» Task
Supply the next part of the forum thread on counting word frequency with a dictionary comprehension, picking up after its final sentence.

» Article
------------------------------------------------------------------------

2

I was trying to use a dictionary to count word frequency on a given string. Say:

s = 'I ate an apple a big apple'

I understand the best way to count word frequency is probably to use collections.Counter. But I want to know if I can solve this by using a dictionary comprehension.

My original method(without dictionary comprehension) was

dict = {}
for token in s.split(" "):
    dict[token] = dict.get(token, 0) + 1

and it works fine:

dict
{'I': 1, 'a': 1, 'an': 1, 'apple': 2, 'ate': 1, 'big': 1}

I tried to use a dictionary comprehension to this, like

dict = {}
dict = {token: dict.get(token, 0) + 1 for token in s.split(" ")}

But this didn't work.

dict
{'I': 1, 'a': 1, 'an': 1, 'apple': 1, 'ate': 1, 'big': 1}

What's wrong with the dictionary comprehension? Is it because I used itself inside the comprehension so every time I called dict.get('apple', 0) in the comprehension, I will get 0? However, I don't know how to test this so I am not 100% sure.

P.S. If it makes any difference, I am using python 3.

lanrete
  • 127
  • 1
  • 12
  • 2
    This is what `collections.Counter` (a dict subtype) solved long ago – Moses Koledoye Nov 15 '16 at 14:07
  • 1
    i wouldn't use dict as a variable name since it's a built in, you could break something by doing so – e4c5 Nov 15 '16 at 14:07
  • 1
    The variable `dict` isn't being updated until the comprehension is fully calculated, so `dict.get(token, 0)` inside the comprehension is only ever consulting the empty dictionary from the previous line. – khelwood Nov 15 '16 at 14:08
  • @MosesKoledoye Agreed, just want to dig into the mechanic behind dict comprehension. – lanrete Nov 17 '16 at 02:48

3 Answers3

2

If you go through your code operation by operation, you will see what is wrong.

------------------------------------------------------------------------

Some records

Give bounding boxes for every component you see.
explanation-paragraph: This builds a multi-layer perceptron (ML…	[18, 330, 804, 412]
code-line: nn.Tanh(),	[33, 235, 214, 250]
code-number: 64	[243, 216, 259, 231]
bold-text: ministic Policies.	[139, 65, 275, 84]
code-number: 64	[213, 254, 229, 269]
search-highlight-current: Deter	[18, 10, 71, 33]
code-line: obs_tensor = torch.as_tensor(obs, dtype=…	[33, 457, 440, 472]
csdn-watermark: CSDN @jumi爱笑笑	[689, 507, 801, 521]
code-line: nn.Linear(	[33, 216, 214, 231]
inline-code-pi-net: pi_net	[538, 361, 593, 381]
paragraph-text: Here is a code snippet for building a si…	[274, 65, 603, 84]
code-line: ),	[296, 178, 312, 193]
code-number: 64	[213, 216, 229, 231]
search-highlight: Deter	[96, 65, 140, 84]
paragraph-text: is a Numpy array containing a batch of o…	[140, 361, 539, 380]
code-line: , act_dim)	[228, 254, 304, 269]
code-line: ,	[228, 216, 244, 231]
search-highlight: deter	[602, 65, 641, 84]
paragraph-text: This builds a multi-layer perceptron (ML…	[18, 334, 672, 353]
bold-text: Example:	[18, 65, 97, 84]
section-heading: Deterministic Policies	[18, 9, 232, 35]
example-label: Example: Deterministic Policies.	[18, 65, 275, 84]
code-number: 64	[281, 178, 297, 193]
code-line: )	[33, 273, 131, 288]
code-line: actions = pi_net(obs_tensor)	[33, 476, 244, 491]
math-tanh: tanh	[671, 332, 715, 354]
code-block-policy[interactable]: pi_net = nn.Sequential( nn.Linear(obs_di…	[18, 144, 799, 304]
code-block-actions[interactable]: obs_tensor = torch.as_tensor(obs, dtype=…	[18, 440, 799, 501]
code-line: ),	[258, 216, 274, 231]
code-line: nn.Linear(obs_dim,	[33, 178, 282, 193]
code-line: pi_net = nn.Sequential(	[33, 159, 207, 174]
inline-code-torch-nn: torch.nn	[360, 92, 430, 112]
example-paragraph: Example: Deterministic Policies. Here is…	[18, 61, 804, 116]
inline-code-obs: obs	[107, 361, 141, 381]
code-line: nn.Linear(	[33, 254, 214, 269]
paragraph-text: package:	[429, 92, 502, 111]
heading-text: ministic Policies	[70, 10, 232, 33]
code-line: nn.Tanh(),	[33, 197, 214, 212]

------------------------------------------------------------------------

» Final result
First you set dict to an empty dict. (As mentioned in the comments, it's a bad idea to use that for your own variable name, but that's not the problem here.)

Secondly, your dict comprehension is evaluated. At this point the name dict still refers to the empty dict. So every time you do dict.get(whatever, 0), it will always get the default.

Finally, your populated dict is reassigned to the name dict, replacing the empty one that was previously there.

Daniel Roseman
  • 588,541
  • 66
  • 880
  • 895
1

You could also use list.count(), as:

s = 'I ate an apple a big apple'

print  {token: s.split().count(token) for token in set(s.split())}
Ivan Chaer
  • 6,980
  • 1
  • 38
  • 48
1

For your dictionary comprehension to work, you need a reference to the comprehension inside itself. Something like this would work

{token: __me__.get(token, 0) + 1 for token in s.split(" ")}

if there were such thing as '__me__' referencing the comprehension being built. In Python 3 there is no a documented way to do this.

According to this answer, an undocumented "implementation artifact" (on which Python users should not rely) can be used in Python 2.5, 2.6 to write self-referencing list comprehension. Maybe a similar hack exists for dictionary comprehensions in Python 3 too.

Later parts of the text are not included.